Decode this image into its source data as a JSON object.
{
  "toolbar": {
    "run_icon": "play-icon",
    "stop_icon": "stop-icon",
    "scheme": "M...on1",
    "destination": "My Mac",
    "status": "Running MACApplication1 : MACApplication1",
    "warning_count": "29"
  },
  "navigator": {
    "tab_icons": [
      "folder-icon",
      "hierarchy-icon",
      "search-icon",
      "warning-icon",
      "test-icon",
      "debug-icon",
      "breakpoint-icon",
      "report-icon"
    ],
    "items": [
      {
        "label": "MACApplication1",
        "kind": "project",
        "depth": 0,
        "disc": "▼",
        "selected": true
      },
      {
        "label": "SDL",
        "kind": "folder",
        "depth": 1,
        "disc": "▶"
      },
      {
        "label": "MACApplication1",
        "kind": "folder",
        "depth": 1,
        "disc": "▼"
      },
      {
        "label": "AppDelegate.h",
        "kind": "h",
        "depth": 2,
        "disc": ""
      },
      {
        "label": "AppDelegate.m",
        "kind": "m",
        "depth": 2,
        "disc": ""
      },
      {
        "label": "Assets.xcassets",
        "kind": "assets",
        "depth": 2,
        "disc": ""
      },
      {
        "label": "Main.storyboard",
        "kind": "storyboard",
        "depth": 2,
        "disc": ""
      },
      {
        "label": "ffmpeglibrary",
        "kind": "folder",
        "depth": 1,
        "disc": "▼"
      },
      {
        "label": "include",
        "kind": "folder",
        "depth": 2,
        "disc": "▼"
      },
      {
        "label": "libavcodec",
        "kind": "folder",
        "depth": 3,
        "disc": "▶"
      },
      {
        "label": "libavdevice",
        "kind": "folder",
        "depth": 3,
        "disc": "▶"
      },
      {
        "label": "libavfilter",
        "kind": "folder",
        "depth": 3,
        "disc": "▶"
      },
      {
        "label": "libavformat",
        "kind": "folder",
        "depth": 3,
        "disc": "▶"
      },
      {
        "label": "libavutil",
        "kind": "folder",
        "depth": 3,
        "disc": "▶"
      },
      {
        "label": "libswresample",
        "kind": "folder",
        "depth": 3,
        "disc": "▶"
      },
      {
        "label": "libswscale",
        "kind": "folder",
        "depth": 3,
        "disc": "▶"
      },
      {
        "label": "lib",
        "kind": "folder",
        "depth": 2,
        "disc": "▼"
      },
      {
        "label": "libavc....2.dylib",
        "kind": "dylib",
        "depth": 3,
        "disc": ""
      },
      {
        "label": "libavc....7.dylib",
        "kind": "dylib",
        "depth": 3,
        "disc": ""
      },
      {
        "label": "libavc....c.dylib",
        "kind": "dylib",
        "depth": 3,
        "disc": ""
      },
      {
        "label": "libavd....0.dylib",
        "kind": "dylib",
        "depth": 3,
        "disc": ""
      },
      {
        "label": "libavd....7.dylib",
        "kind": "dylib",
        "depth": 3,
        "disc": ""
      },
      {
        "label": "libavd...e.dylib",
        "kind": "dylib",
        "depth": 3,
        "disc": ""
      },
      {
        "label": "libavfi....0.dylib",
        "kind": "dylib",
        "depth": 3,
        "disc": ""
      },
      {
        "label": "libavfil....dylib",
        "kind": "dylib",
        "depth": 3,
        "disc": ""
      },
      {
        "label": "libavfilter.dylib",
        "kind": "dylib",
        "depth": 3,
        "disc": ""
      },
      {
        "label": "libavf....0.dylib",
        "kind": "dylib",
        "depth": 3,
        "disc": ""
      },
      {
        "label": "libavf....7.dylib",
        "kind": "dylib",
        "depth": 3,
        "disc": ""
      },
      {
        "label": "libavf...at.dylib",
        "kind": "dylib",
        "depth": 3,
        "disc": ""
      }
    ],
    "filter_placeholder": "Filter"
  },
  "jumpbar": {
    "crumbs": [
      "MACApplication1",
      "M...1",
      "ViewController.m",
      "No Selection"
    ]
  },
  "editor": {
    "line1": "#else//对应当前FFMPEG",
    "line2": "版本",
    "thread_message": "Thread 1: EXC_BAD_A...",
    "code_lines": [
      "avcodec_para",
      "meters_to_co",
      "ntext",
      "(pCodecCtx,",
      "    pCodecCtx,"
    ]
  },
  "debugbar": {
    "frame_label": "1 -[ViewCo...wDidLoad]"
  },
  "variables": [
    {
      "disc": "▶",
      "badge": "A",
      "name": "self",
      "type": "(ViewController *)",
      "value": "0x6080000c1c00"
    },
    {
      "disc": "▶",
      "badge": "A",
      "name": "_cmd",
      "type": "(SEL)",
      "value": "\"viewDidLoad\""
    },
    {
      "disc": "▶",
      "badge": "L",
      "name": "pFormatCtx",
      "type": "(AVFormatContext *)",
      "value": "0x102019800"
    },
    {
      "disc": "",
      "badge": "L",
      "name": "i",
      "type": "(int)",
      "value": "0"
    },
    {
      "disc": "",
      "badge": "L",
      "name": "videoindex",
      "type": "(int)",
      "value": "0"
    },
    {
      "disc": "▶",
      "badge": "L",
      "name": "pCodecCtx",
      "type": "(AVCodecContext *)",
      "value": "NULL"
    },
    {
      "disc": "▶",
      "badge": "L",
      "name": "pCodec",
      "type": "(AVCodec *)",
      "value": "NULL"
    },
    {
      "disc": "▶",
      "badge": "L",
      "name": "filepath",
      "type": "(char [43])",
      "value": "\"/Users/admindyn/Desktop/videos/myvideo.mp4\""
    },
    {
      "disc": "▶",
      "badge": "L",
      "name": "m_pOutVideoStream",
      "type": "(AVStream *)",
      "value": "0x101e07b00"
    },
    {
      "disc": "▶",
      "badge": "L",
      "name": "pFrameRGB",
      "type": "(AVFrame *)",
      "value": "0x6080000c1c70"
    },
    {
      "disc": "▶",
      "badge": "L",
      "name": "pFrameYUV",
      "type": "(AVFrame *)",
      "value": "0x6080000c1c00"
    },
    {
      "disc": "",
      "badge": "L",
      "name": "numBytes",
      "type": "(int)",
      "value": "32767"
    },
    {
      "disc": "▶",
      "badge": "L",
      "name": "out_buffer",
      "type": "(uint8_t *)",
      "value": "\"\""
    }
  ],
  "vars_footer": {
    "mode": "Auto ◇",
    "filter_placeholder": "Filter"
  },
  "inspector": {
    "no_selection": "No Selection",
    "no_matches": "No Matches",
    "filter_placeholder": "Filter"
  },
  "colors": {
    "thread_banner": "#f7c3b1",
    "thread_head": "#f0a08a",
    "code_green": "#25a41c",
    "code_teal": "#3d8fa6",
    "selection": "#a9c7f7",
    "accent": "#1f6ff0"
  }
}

= = = = =

- Prompt -
Each record above should be restated word for word.

- Exercise solution -
Decode this image into its source data as a JSON object.
{
  "toolbar": {
    "run_icon": "play-icon",
    "stop_icon": "stop-icon",
    "scheme": "M...on1",
    "destination": "My Mac",
    "status": "Running MACApplication1 : MACApplication1",
    "warning_count": "29"
  },
  "navigator": {
    "tab_icons": [
      "folder-icon",
      "hierarchy-icon",
      "search-icon",
      "warning-icon",
      "test-icon",
      "debug-icon",
      "breakpoint-icon",
      "report-icon"
    ],
    "items": [
      {
        "label": "MACApplication1",
        "kind": "project",
        "depth": 0,
        "disc": "▼",
        "selected": true
      },
      {
        "label": "SDL",
        "kind": "folder",
        "depth": 1,
        "disc": "▶"
      },
      {
        "label": "MACApplication1",
        "kind": "folder",
        "depth": 1,
        "disc": "▼"
      },
      {
        "label": "AppDelegate.h",
        "kind": "h",
        "depth": 2,
        "disc": ""
      },
      {
        "label": "AppDelegate.m",
        "kind": "m",
        "depth": 2,
        "disc": ""
      },
      {
        "label": "Assets.xcassets",
        "kind": "assets",
        "depth": 2,
        "disc": ""
      },
      {
        "label": "Main.storyboard",
        "kind": "storyboard",
        "depth": 2,
        "disc": ""
      },
      {
        "label": "ffmpeglibrary",
        "kind": "folder",
        "depth": 1,
        "disc": "▼"
      },
      {
        "label": "include",
        "kind": "folder",
        "depth": 2,
        "disc": "▼"
      },
      {
        "label": "libavcodec",
        "kind": "folder",
        "depth": 3,
        "disc": "▶"
      },
      {
        "label": "libavdevice",
        "kind": "folder",
        "depth": 3,
        "disc": "▶"
      },
      {
        "label": "libavfilter",
        "kind": "folder",
        "depth": 3,
        "disc": "▶"
      },
      {
        "label": "libavformat",
        "kind": "folder",
        "depth": 3,
        "disc": "▶"
      },
      {
        "label": "libavutil",
        "kind": "folder",
        "depth": 3,
        "disc": "▶"
      },
      {
        "label": "libswresample",
        "kind": "folder",
        "depth": 3,
        "disc": "▶"
      },
      {
        "label": "libswscale",
        "kind": "folder",
        "depth": 3,
        "disc": "▶"
      },
      {
        "label": "lib",
        "kind": "folder",
        "depth": 2,
        "disc": "▼"
      },
      {
        "label": "libavc....2.dylib",
        "kind": "dylib",
        "depth": 3,
        "disc": ""
      },
      {
        "label": "libavc....7.dylib",
        "kind": "dylib",
        "depth": 3,
        "disc": ""
      },
      {
        "label": "libavc....c.dylib",
        "kind": "dylib",
        "depth": 3,
        "disc": ""
      },
      {
        "label": "libavd....0.dylib",
        "kind": "dylib",
        "depth": 3,
        "disc": ""
      },
      {
        "label": "libavd....7.dylib",
        "kind": "dylib",
        "depth": 3,
        "disc": ""
      },
      {
        "label": "libavd...e.dylib",
        "kind": "dylib",
        "depth": 3,
        "disc": ""
      },
      {
        "label": "libavfi....0.dylib",
        "kind": "dylib",
        "depth": 3,
        "disc": ""
      },
      {
        "label": "libavfil....dylib",
        "kind": "dylib",
        "depth": 3,
        "disc": ""
      },
      {
        "label": "libavfilter.dylib",
        "kind": "dylib",
        "depth": 3,
        "disc": ""
      },
      {
        "label": "libavf....0.dylib",
        "kind": "dylib",
        "depth": 3,
        "disc": ""
      },
      {
        "label": "libavf....7.dylib",
        "kind": "dylib",
        "depth": 3,
        "disc": ""
      },
      {
        "label": "libavf...at.dylib",
        "kind": "dylib",
        "depth": 3,
        "disc": ""
      }
    ],
    "filter_placeholder": "Filter"
  },
  "jumpbar": {
    "crumbs": [
      "MACApplication1",
      "M...1",
      "ViewController.m",
      "No Selection"
    ]
  },
  "editor": {
    "line1": "#else//对应当前FFMPEG",
    "line2": "版本",
    "thread_message": "Thread 1: EXC_BAD_A...",
    "code_lines": [
      "avcodec_para",
      "meters_to_co",
      "ntext",
      "(pCodecCtx,",
      "    pCodecCtx,"
    ]
  },
  "debugbar": {
    "frame_label": "1 -[ViewCo...wDidLoad]"
  },
  "variables": [
    {
      "disc": "▶",
      "badge": "A",
      "name": "self",
      "type": "(ViewController *)",
      "value": "0x6080000c1c00"
    },
    {
      "disc": "▶",
      "badge": "A",
      "name": "_cmd",
      "type": "(SEL)",
      "value": "\"viewDidLoad\""
    },
    {
      "disc": "▶",
      "badge": "L",
      "name": "pFormatCtx",
      "type": "(AVFormatContext *)",
      "value": "0x102019800"
    },
    {
      "disc": "",
      "badge": "L",
      "name": "i",
      "type": "(int)",
      "value": "0"
    },
    {
      "disc": "",
      "badge": "L",
      "name": "videoindex",
      "type": "(int)",
      "value": "0"
    },
    {
      "disc": "▶",
      "badge": "L",
      "name": "pCodecCtx",
      "type": "(AVCodecContext *)",
      "value": "NULL"
    },
    {
      "disc": "▶",
      "badge": "L",
      "name": "pCodec",
      "type": "(AVCodec *)",
      "value": "NULL"
    },
    {
      "disc": "▶",
      "badge": "L",
      "name": "filepath",
      "type": "(char [43])",
      "value": "\"/Users/admindyn/Desktop/videos/myvideo.mp4\""
    },
    {
      "disc": "▶",
      "badge": "L",
      "name": "m_pOutVideoStream",
      "type": "(AVStream *)",
      "value": "0x101e07b00"
    },
    {
      "disc": "▶",
      "badge": "L",
      "name": "pFrameRGB",
      "type": "(AVFrame *)",
      "value": "0x6080000c1c70"
    },
    {
      "disc": "▶",
      "badge": "L",
      "name": "pFrameYUV",
      "type": "(AVFrame *)",
      "value": "0x6080000c1c00"
    },
    {
      "disc": "",
      "badge": "L",
      "name": "numBytes",
      "type": "(int)",
      "value": "32767"
    },
    {
      "disc": "▶",
      "badge": "L",
      "name": "out_buffer",
      "type": "(uint8_t *)",
      "value": "\"\""
    }
  ],
  "vars_footer": {
    "mode": "Auto ◇",
    "filter_placeholder": "Filter"
  },
  "inspector": {
    "no_selection": "No Selection",
    "no_matches": "No Matches",
    "filter_placeholder": "Filter"
  },
  "colors": {
    "thread_banner": "#f7c3b1",
    "thread_head": "#f0a08a",
    "code_green": "#25a41c",
    "code_teal": "#3d8fa6",
    "selection": "#a9c7f7",
    "accent": "#1f6ff0"
  }
}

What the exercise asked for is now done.